Interessant ist, dass in Luxemburg die Frage der Treibstoffbesteuerung mit Samthandschuhen angefasst wird, während im Bereich der Grundversorgung das Prinzip der drakonischen Internalisierung der Kosten gilt. Die Erhöhung der Wasserabgaben nach dem Grundsatz der „Preiswahrheit“ zum Beispiel ist nicht nur unsozial, sondern auch umweltpolitisch völlig ineffizient. Daran ändert auch ein Ausbau der Unterstützungszahlungen wenig, denn diese wirken stigmatisierend und desolidarisierend. Indem die Umwelt-NGOs solche Auswüchse der Marktideologie mittragen, bestätigen sie das in der Bevölkerung und den Gewerkschaften herrschende Vorurteil, Umweltschutz gehe zu Lasten der sozial Schwächeren.

Einträge mit umrandeten Elementen:
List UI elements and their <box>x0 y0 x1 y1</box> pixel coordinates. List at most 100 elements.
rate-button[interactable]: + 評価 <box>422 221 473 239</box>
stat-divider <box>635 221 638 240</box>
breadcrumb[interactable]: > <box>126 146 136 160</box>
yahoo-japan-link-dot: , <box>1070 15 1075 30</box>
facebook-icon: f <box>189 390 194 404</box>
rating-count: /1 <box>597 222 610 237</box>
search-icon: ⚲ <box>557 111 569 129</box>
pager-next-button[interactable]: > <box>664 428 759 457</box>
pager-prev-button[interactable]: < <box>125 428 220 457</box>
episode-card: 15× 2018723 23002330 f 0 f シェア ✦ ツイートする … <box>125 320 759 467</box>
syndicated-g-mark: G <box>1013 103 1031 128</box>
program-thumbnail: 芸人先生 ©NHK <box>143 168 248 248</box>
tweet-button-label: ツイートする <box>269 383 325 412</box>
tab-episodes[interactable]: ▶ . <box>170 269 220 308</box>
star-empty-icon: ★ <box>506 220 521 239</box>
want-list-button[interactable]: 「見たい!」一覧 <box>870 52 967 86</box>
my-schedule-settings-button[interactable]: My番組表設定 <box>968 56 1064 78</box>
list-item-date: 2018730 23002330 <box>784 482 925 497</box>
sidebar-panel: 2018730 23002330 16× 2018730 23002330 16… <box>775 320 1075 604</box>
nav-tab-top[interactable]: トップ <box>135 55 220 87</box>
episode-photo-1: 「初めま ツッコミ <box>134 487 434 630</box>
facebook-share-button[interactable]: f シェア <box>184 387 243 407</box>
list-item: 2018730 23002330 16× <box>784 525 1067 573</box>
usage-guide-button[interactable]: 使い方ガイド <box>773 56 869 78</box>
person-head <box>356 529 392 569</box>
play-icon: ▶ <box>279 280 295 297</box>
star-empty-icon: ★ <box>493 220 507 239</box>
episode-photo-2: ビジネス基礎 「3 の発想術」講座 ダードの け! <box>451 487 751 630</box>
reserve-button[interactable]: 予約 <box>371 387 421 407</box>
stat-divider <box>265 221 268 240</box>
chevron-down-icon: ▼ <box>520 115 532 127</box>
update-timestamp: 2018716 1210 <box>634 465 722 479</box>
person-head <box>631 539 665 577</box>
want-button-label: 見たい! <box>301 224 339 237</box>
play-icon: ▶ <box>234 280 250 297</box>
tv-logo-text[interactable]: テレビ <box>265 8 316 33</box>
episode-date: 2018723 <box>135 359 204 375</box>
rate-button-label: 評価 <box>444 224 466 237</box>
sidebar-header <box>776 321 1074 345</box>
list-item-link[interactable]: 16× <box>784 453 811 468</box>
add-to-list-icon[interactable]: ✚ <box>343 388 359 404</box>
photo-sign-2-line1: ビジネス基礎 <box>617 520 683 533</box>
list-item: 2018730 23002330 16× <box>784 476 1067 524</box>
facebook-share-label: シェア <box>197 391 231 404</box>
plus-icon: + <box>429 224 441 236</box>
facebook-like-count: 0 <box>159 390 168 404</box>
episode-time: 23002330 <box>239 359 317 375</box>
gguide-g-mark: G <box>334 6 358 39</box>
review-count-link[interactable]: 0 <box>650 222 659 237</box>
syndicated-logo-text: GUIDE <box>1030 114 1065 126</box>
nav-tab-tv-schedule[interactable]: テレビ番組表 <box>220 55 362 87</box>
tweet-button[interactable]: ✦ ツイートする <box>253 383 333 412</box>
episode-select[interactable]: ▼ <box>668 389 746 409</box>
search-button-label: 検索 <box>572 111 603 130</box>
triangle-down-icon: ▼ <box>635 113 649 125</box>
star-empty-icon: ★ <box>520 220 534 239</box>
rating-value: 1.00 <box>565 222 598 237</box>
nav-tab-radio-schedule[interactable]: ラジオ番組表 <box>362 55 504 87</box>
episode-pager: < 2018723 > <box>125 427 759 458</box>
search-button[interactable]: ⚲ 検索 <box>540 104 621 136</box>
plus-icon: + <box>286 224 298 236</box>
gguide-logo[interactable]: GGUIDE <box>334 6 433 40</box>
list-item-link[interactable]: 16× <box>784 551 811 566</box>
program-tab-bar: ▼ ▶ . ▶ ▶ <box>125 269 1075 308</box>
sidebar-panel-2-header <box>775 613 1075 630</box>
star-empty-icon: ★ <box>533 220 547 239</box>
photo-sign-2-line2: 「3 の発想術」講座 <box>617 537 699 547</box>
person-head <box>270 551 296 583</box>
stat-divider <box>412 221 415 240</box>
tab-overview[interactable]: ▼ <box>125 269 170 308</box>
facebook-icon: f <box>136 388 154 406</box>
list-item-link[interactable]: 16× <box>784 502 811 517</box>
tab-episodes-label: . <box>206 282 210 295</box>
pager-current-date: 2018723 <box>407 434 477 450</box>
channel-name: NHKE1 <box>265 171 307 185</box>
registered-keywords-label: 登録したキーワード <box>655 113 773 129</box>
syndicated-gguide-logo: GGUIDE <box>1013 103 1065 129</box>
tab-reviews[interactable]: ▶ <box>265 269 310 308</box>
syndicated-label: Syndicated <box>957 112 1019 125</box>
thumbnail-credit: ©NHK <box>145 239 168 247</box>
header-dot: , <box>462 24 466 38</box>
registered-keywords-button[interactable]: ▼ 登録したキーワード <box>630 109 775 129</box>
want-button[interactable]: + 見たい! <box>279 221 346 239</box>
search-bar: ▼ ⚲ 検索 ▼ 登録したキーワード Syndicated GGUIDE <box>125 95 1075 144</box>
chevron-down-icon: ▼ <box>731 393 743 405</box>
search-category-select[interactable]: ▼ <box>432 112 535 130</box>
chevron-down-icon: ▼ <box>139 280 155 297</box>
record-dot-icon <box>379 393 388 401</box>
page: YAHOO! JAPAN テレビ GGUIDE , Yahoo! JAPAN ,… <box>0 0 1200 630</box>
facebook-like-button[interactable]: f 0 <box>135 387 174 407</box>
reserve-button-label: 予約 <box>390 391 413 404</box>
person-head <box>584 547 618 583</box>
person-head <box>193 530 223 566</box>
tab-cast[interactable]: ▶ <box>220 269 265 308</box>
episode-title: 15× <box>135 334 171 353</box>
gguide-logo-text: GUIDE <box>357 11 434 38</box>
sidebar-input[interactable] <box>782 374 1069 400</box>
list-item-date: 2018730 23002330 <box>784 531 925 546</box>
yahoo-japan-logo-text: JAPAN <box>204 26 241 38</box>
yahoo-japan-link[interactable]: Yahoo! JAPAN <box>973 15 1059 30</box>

## Aufgabenstellung
Schreibe den Ausgangstext ab, beginnend mit „Interessant ist, dass“ und weiter bis einschließlich „der sozial Schwächeren.“, und tausche dabei „Wasserabgaben“ gegen „Wassergebühren“ aus.

## Schriftliche Antwort
Interessant ist, dass in Luxemburg die Frage der Treibstoffbesteuerung mit Samthandschuhen angefasst wird, während im Bereich der Grundversorgung das Prinzip der drakonischen Internalisierung der Kosten gilt. Die Erhöhung der Wassergebühren nach dem Grundsatz der „Preiswahrheit“ zum Beispiel ist nicht nur unsozial, sondern auch umweltpolitisch völlig ineffizient. Daran ändert auch ein Ausbau der Unterstützungszahlungen wenig, denn diese wirken stigmatisierend und desolidarisierend. Indem die Umwelt-NGOs solche Auswüchse der Marktideologie mittragen, bestätigen sie das in der Bevölkerung und den Gewerkschaften herrschende Vorurteil, Umweltschutz gehe zu Lasten der sozial Schwächeren.